Perkuat
Inovasi Pendeteksi Tsunami Indonesia Muchamad Zaid Wahyudi ; Wartawan
Kompas |
KOMPAS, 21 April 2021
Gempa bermagnitudo 6,1 mengguncang perairan
selatan Kabupaten Malang, Jawa Timur, Sabtu (10/4/2021). Pada empat menit
setelah gempa berlangsung, kantor Indonesia Tsunami Observation Center
(InaTOC) di Jakarta menerima informasi dari buoy Malang (MLG) bahwa gempa
tersebut tidak berpotensi menimbulkan tsunami. Dari kantor InaTOC, informasi itu
dikirimkan ke Sistem Peringatan Dini Tsunami Badan Meteorologi, Klimatologi,
dan Geofisika guna memverifikasi prediksi tsunami yang dibuat sebelumnya.
Informasi inilah yang dipublikasikan kepada masyarakat untuk mengingatkan ada
tidaknya potensi tsunami dari gempa yang sebelumnya terjadi. Buoy MLG baru dipasang Badan Pengkajian dan
Penerapan Teknologi (BPPT) pada awal Maret 2021. Buoy ini diletakkan pada 138
kilometer selatan Kota Malang, sedangkan perangkat pendeteksi tsunaminya,
yaitu Ocean Bottom Unit (OBU) ditaruh di dasar
laut pada kedalaman 2.042 meter. OBU buoy MLG ini terletak 27 kilometer dari
pusat gempa yang terjadi pada 10 April 2021. Saat tsunami terjadi, perubahan tekanan air
laut akan membuat OBU mengalami perubahan ketinggian. OBU yang bertindak
sebagai tsunameter itu mampu mendeteksi perubahan tinggi hingga 3 sentimeter.

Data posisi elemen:
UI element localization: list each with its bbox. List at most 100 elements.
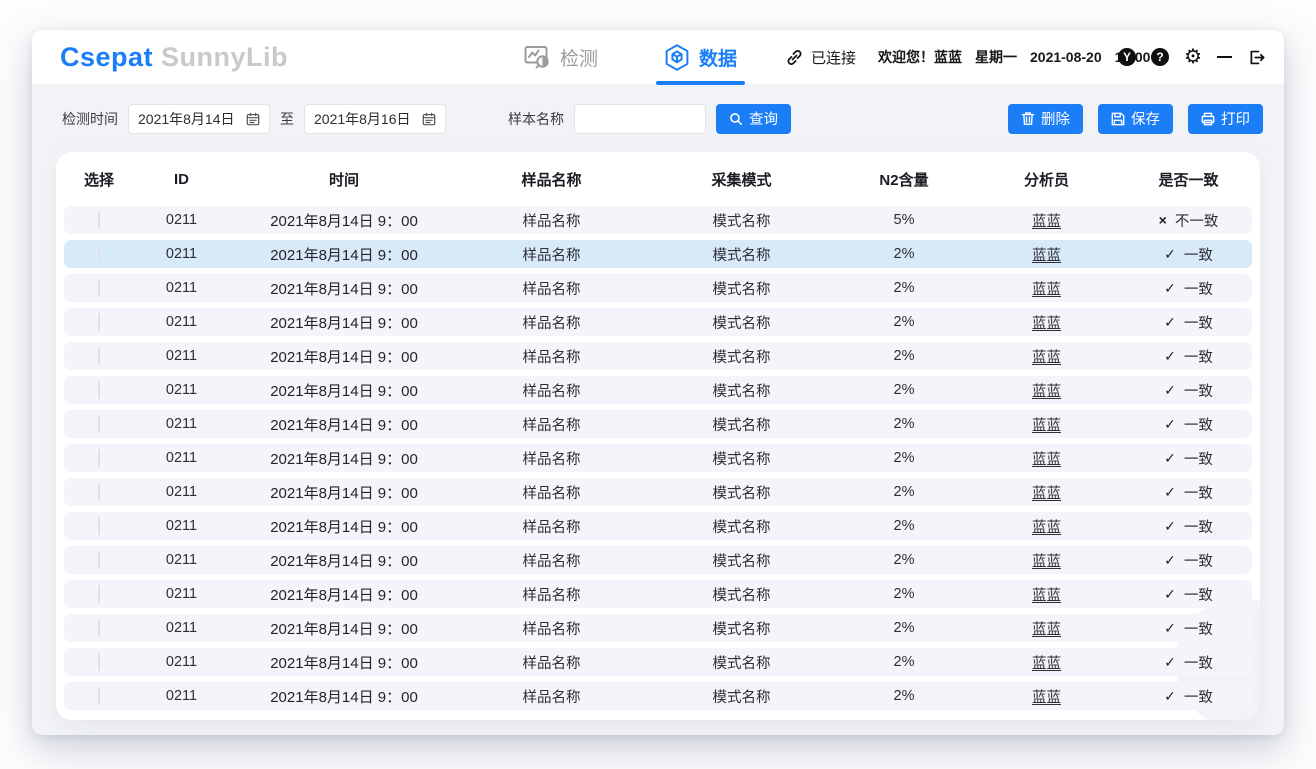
settings-gear-icon[interactable]: ⚙ — [1184, 47, 1202, 67]
table-row[interactable]: 0211 2021年8月14日 9：00 样品名称 模式名称 2% 蓝蓝 ✓ 一… — [64, 376, 1252, 404]
welcome-group: 欢迎您！蓝蓝 星期一 2021-08-20 16:00 — [878, 47, 1150, 67]
logout-icon[interactable] — [1247, 48, 1266, 67]
cell-id: 0211 — [134, 688, 229, 704]
logo-secondary: SunnyLib — [161, 42, 288, 73]
table-row[interactable]: 0211 2021年8月14日 9：00 样品名称 模式名称 2% 蓝蓝 ✓ 一… — [64, 444, 1252, 472]
cell-analyst-link[interactable]: 蓝蓝 — [1032, 486, 1061, 502]
row-checkbox[interactable] — [98, 245, 100, 263]
cell-consistency: ✓ 一致 — [1124, 346, 1253, 367]
cell-time: 2021年8月14日 9：00 — [229, 312, 459, 333]
cell-analyst-link[interactable]: 蓝蓝 — [1032, 690, 1061, 706]
date-to-picker[interactable]: 2021年8月16日 — [304, 104, 446, 134]
table-row[interactable]: 0211 2021年8月14日 9：00 样品名称 模式名称 2% 蓝蓝 ✓ 一… — [64, 512, 1252, 540]
cell-sample-name: 样品名称 — [459, 686, 644, 707]
cell-analyst-link[interactable]: 蓝蓝 — [1032, 350, 1061, 366]
consistency-mark-icon: ✓ — [1164, 518, 1176, 535]
row-checkbox[interactable] — [98, 585, 100, 603]
consistency-label: 一致 — [1184, 244, 1213, 265]
row-checkbox[interactable] — [98, 279, 100, 297]
cell-analyst-link[interactable]: 蓝蓝 — [1032, 282, 1061, 298]
table-row[interactable]: 0211 2021年8月14日 9：00 样品名称 模式名称 2% 蓝蓝 ✓ 一… — [64, 342, 1252, 370]
row-checkbox[interactable] — [98, 619, 100, 637]
wrench-circle-icon[interactable]: Y — [1118, 48, 1136, 66]
tab-data-label: 数据 — [699, 44, 737, 71]
row-checkbox[interactable] — [98, 517, 100, 535]
minimize-icon[interactable] — [1217, 56, 1232, 58]
main-nav: 检测 数据 — [520, 30, 741, 85]
cell-consistency: ✓ 一致 — [1124, 482, 1253, 503]
hexagon-cube-icon — [664, 44, 690, 71]
cell-analyst-link[interactable]: 蓝蓝 — [1032, 384, 1061, 400]
table-row[interactable]: 0211 2021年8月14日 9：00 样品名称 模式名称 2% 蓝蓝 ✓ 一… — [64, 546, 1252, 574]
logo-primary: Csepat — [60, 42, 153, 73]
date-range-label: 检测时间 — [62, 109, 118, 129]
table-row[interactable]: 0211 2021年8月14日 9：00 样品名称 模式名称 5% 蓝蓝 × 不… — [64, 206, 1252, 234]
cell-analyst-link[interactable]: 蓝蓝 — [1032, 316, 1061, 332]
table-row[interactable]: 0211 2021年8月14日 9：00 样品名称 模式名称 2% 蓝蓝 ✓ 一… — [64, 648, 1252, 676]
table-row[interactable]: 0211 2021年8月14日 9：00 样品名称 模式名称 2% 蓝蓝 ✓ 一… — [64, 308, 1252, 336]
cell-consistency: ✓ 一致 — [1124, 380, 1253, 401]
cell-time: 2021年8月14日 9：00 — [229, 482, 459, 503]
cell-n2-content: 2% — [839, 518, 969, 534]
date-from-picker[interactable]: 2021年8月14日 — [128, 104, 270, 134]
calendar-icon — [422, 112, 436, 126]
cell-analyst-link[interactable]: 蓝蓝 — [1032, 588, 1061, 604]
consistency-mark-icon: ✓ — [1164, 654, 1176, 671]
weekday-text: 星期一 — [975, 47, 1017, 67]
table-row[interactable]: 0211 2021年8月14日 9：00 样品名称 模式名称 2% 蓝蓝 ✓ 一… — [64, 614, 1252, 642]
date-to-value: 2021年8月16日 — [314, 109, 411, 129]
row-checkbox[interactable] — [98, 381, 100, 399]
cell-analyst-link[interactable]: 蓝蓝 — [1032, 554, 1061, 570]
consistency-mark-icon: ✓ — [1164, 484, 1176, 501]
row-checkbox[interactable] — [98, 313, 100, 331]
cell-time: 2021年8月14日 9：00 — [229, 686, 459, 707]
col-header-select: 选择 — [64, 169, 134, 190]
table-row[interactable]: 0211 2021年8月14日 9：00 样品名称 模式名称 2% 蓝蓝 ✓ 一… — [64, 274, 1252, 302]
save-icon — [1111, 112, 1125, 126]
table-row[interactable]: 0211 2021年8月14日 9：00 样品名称 模式名称 2% 蓝蓝 ✓ 一… — [64, 410, 1252, 438]
row-checkbox[interactable] — [98, 347, 100, 365]
cell-sample-name: 样品名称 — [459, 550, 644, 571]
sample-name-input[interactable] — [574, 104, 706, 134]
cell-analyst-link[interactable]: 蓝蓝 — [1032, 622, 1061, 638]
table-body: 0211 2021年8月14日 9：00 样品名称 模式名称 5% 蓝蓝 × 不… — [56, 206, 1260, 710]
table-row[interactable]: 0211 2021年8月14日 9：00 样品名称 模式名称 2% 蓝蓝 ✓ 一… — [64, 682, 1252, 710]
link-icon — [785, 48, 804, 67]
row-checkbox[interactable] — [98, 415, 100, 433]
save-button[interactable]: 保存 — [1098, 104, 1173, 134]
cell-mode: 模式名称 — [644, 346, 839, 367]
table-row[interactable]: 0211 2021年8月14日 9：00 样品名称 模式名称 2% 蓝蓝 ✓ 一… — [64, 240, 1252, 268]
cell-mode: 模式名称 — [644, 312, 839, 333]
cell-analyst-link[interactable]: 蓝蓝 — [1032, 656, 1061, 672]
app-header: Csepat SunnyLib 检测 — [32, 30, 1284, 85]
tab-detection[interactable]: 检测 — [520, 30, 602, 85]
printer-icon — [1201, 112, 1215, 126]
cell-analyst-link[interactable]: 蓝蓝 — [1032, 520, 1061, 536]
tab-data[interactable]: 数据 — [660, 30, 741, 85]
row-checkbox[interactable] — [98, 449, 100, 467]
cell-analyst-link[interactable]: 蓝蓝 — [1032, 248, 1061, 264]
cell-consistency: × 不一致 — [1124, 210, 1253, 231]
row-checkbox[interactable] — [98, 551, 100, 569]
table-row[interactable]: 0211 2021年8月14日 9：00 样品名称 模式名称 2% 蓝蓝 ✓ 一… — [64, 478, 1252, 506]
cell-consistency: ✓ 一致 — [1124, 618, 1253, 639]
row-checkbox[interactable] — [98, 653, 100, 671]
consistency-label: 一致 — [1184, 482, 1213, 503]
cell-time: 2021年8月14日 9：00 — [229, 278, 459, 299]
cell-analyst-link[interactable]: 蓝蓝 — [1032, 418, 1061, 434]
cell-id: 0211 — [134, 246, 229, 262]
table-row[interactable]: 0211 2021年8月14日 9：00 样品名称 模式名称 2% 蓝蓝 ✓ 一… — [64, 580, 1252, 608]
row-checkbox[interactable] — [98, 483, 100, 501]
row-checkbox[interactable] — [98, 687, 100, 705]
print-button[interactable]: 打印 — [1188, 104, 1263, 134]
cell-analyst-link[interactable]: 蓝蓝 — [1032, 214, 1061, 230]
cell-sample-name: 样品名称 — [459, 346, 644, 367]
help-circle-icon[interactable]: ? — [1151, 48, 1169, 66]
calendar-icon — [246, 112, 260, 126]
row-checkbox[interactable] — [98, 211, 100, 229]
query-button[interactable]: 查询 — [716, 104, 791, 134]
delete-button[interactable]: 删除 — [1008, 104, 1083, 134]
cell-n2-content: 2% — [839, 654, 969, 670]
cell-sample-name: 样品名称 — [459, 652, 644, 673]
cell-analyst-link[interactable]: 蓝蓝 — [1032, 452, 1061, 468]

Daftar Tugas:
1. Jawab pertanyaan berikut berdasarkan artikel tentang pendeteksi tsunami.
(a) Berapa menit setelah gempa kantor InaTOC menerima informasi dari buoy Malang?
(b) Pada kedalaman berapa Ocean Bottom Unit ditaruh di dasar laut?
(c) Perubahan tinggi hingga berapa yang mampu dideteksi OBU?
2. Tuliskan persis bagian artikel tentang pendeteksi tsunami, mulai dari "Informasi inilah yang" dan berakhir pada "hingga 3 sentimeter.".

Jawaban:
1.
(a) Empat menit.
(b) 2.042 meter.
(c) 3 sentimeter.

2.
Informasi inilah yang dipublikasikan kepada masyarakat untuk mengingatkan ada
tidaknya potensi tsunami dari gempa yang sebelumnya terjadi. Buoy MLG baru dipasang Badan Pengkajian dan
Penerapan Teknologi (BPPT) pada awal Maret 2021. Buoy ini diletakkan pada 138
kilometer selatan Kota Malang, sedangkan perangkat pendeteksi tsunaminya,
yaitu Ocean Bottom Unit (OBU) ditaruh di dasar
laut pada kedalaman 2.042 meter. OBU buoy MLG ini terletak 27 kilometer dari
pusat gempa yang terjadi pada 10 April 2021. Saat tsunami terjadi, perubahan tekanan air
laut akan membuat OBU mengalami perubahan ketinggian. OBU yang bertindak
sebagai tsunameter itu mampu mendeteksi perubahan tinggi hingga 3 sentimeter.